▸ **What to produce**
Below is some material; transcribe all of it exactly.

▸ **Dataset records**
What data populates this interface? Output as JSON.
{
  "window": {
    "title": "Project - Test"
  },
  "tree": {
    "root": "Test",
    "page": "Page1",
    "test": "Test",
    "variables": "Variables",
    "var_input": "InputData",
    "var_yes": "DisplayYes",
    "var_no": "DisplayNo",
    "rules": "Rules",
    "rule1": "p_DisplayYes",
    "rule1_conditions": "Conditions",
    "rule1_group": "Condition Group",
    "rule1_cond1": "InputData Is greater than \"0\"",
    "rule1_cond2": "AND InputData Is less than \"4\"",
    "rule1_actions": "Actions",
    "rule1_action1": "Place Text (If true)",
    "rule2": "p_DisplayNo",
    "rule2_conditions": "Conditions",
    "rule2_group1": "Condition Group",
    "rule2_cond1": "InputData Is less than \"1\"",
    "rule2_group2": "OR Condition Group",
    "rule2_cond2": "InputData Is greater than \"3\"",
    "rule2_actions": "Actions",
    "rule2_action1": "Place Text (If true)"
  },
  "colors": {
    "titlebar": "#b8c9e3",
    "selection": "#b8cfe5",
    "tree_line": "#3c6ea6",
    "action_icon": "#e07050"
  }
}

▸ **Completed task**
What data populates this interface? Output as JSON.
{
  "window": {
    "title": "Project - Test"
  },
  "tree": {
    "root": "Test",
    "page": "Page1",
    "test": "Test",
    "variables": "Variables",
    "var_input": "InputData",
    "var_yes": "DisplayYes",
    "var_no": "DisplayNo",
    "rules": "Rules",
    "rule1": "p_DisplayYes",
    "rule1_conditions": "Conditions",
    "rule1_group": "Condition Group",
    "rule1_cond1": "InputData Is greater than \"0\"",
    "rule1_cond2": "AND InputData Is less than \"4\"",
    "rule1_actions": "Actions",
    "rule1_action1": "Place Text (If true)",
    "rule2": "p_DisplayNo",
    "rule2_conditions": "Conditions",
    "rule2_group1": "Condition Group",
    "rule2_cond1": "InputData Is less than \"1\"",
    "rule2_group2": "OR Condition Group",
    "rule2_cond2": "InputData Is greater than \"3\"",
    "rule2_actions": "Actions",
    "rule2_action1": "Place Text (If true)"
  },
  "colors": {
    "titlebar": "#b8c9e3",
    "selection": "#b8cfe5",
    "tree_line": "#3c6ea6",
    "action_icon": "#e07050"
  }
}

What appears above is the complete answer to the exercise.